_Excerpted records_
"""

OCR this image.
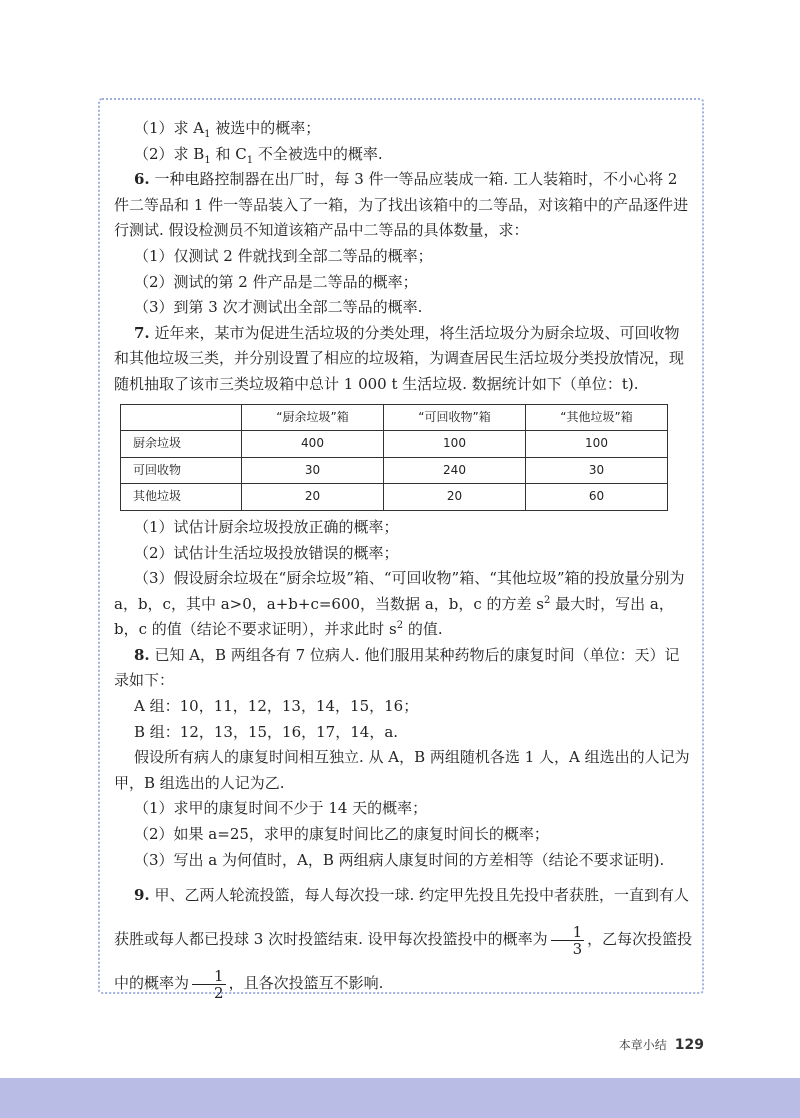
（1）求 $A_1$ 被选中的概率；

（2）求 $B_1$ 和 $C_1$ 不全被选中的概率.

6. 一种电路控制器在出厂时，每 3 件一等品应装成一箱. 工人装箱时，不小心将 2 件二等品和 1 件一等品装入了一箱，为了找出该箱中的二等品，对该箱中的产品逐件进行测试. 假设检测员不知道该箱产品中二等品的具体数量，求：

（1）仅测试 2 件就找到全部二等品的概率；

（2）测试的第 2 件产品是二等品的概率；

（3）到第 3 次才测试出全部二等品的概率.

7. 近年来，某市为促进生活垃圾的分类处理，将生活垃圾分为厨余垃圾、可回收物和其他垃圾三类，并分别设置了相应的垃圾箱，为调查居民生活垃圾分类投放情况，现随机抽取了该市三类垃圾箱中总计 1 000 t 生活垃圾. 数据统计如下（单位：t).

	“厨余垃圾”箱	“可回收物”箱	“其他垃圾”箱
厨余垃圾	400	100	100
可回收物	30	240	30
其他垃圾	20	20	60

（1）试估计厨余垃圾投放正确的概率；

（2）试估计生活垃圾投放错误的概率；

（3）假设厨余垃圾在“厨余垃圾”箱、“可回收物”箱、“其他垃圾”箱的投放量分别为 a，b，c，其中 a>0，a+b+c=600，当数据 a，b，c 的方差 $s^2$ 最大时，写出 a，b，c 的值（结论不要求证明），并求此时 $s^2$ 的值.

8. 已知 A，B 两组各有 7 位病人. 他们服用某种药物后的康复时间（单位：天）记录如下：

A 组：10，11，12，13，14，15，16；

B 组：12，13，15，16，17，14，a.

假设所有病人的康复时间相互独立. 从 A，B 两组随机各选 1 人，A 组选出的人记为甲，B 组选出的人记为乙.

（1）求甲的康复时间不少于 14 天的概率；

（2）如果 a=25，求甲的康复时间比乙的康复时间长的概率；

（3）写出 a 为何值时，A，B 两组病人康复时间的方差相等（结论不要求证明).

9. 甲、乙两人轮流投篮，每人每次投一球. 约定甲先投且先投中者获胜，一直到有人获胜或每人都已投球 3 次时投篮结束. 设甲每次投篮投中的概率为 $\frac{1}{3}$ ，乙每次投篮投中的概率为 $\frac{1}{2}$ ，且各次投篮互不影响.

本章小结 129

"""

_The exercise_
Among the entries, how many lines include the word "结论不要求证明"? Answer with a single number and nothing further.

_Task solution_
2